● Figure dataset records:
-*-*-

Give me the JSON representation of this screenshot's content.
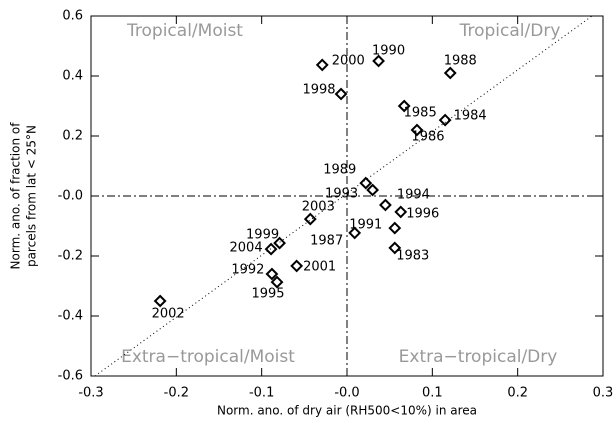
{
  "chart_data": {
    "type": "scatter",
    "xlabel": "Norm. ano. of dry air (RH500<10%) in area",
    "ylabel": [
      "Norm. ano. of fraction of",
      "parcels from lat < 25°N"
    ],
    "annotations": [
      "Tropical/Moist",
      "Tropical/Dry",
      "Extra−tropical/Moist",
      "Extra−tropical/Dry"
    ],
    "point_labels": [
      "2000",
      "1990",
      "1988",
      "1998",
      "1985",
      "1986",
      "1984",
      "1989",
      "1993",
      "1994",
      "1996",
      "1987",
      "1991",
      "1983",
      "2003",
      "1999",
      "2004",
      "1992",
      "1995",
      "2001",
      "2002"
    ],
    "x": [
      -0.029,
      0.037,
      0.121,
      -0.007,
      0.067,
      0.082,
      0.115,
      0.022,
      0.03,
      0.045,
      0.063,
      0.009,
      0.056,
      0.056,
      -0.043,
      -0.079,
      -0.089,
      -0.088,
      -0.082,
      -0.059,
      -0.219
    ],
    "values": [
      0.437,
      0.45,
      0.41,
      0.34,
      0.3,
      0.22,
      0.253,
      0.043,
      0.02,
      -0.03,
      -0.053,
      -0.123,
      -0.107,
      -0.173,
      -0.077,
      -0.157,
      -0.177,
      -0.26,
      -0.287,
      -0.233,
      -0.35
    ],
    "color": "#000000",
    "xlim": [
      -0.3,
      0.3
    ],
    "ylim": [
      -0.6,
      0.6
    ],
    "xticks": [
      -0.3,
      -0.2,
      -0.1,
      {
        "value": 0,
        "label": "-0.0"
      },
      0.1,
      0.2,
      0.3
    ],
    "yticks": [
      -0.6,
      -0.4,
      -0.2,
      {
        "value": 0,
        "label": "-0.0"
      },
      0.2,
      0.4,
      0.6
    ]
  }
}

-*-*-

Return every line of the records exactly as given, pictures excluded.

Give me the JSON representation of this screenshot's content.
{
  "chart_data": {
    "type": "scatter",
    "xlabel": "Norm. ano. of dry air (RH500<10%) in area",
    "ylabel": [
      "Norm. ano. of fraction of",
      "parcels from lat < 25°N"
    ],
    "annotations": [
      "Tropical/Moist",
      "Tropical/Dry",
      "Extra−tropical/Moist",
      "Extra−tropical/Dry"
    ],
    "point_labels": [
      "2000",
      "1990",
      "1988",
      "1998",
      "1985",
      "1986",
      "1984",
      "1989",
      "1993",
      "1994",
      "1996",
      "1987",
      "1991",
      "1983",
      "2003",
      "1999",
      "2004",
      "1992",
      "1995",
      "2001",
      "2002"
    ],
    "x": [
      -0.029,
      0.037,
      0.121,
      -0.007,
      0.067,
      0.082,
      0.115,
      0.022,
      0.03,
      0.045,
      0.063,
      0.009,
      0.056,
      0.056,
      -0.043,
      -0.079,
      -0.089,
      -0.088,
      -0.082,
      -0.059,
      -0.219
    ],
    "values": [
      0.437,
      0.45,
      0.41,
      0.34,
      0.3,
      0.22,
      0.253,
      0.043,
      0.02,
      -0.03,
      -0.053,
      -0.123,
      -0.107,
      -0.173,
      -0.077,
      -0.157,
      -0.177,
      -0.26,
      -0.287,
      -0.233,
      -0.35
    ],
    "color": "#000000",
    "xlim": [
      -0.3,
      0.3
    ],
    "ylim": [
      -0.6,
      0.6
    ],
    "xticks": [
      -0.3,
      -0.2,
      -0.1,
      {
        "value": 0,
        "label": "-0.0"
      },
      0.1,
      0.2,
      0.3
    ],
    "yticks": [
      -0.6,
      -0.4,
      -0.2,
      {
        "value": 0,
        "label": "-0.0"
      },
      0.2,
      0.4,
      0.6
    ]
  }
}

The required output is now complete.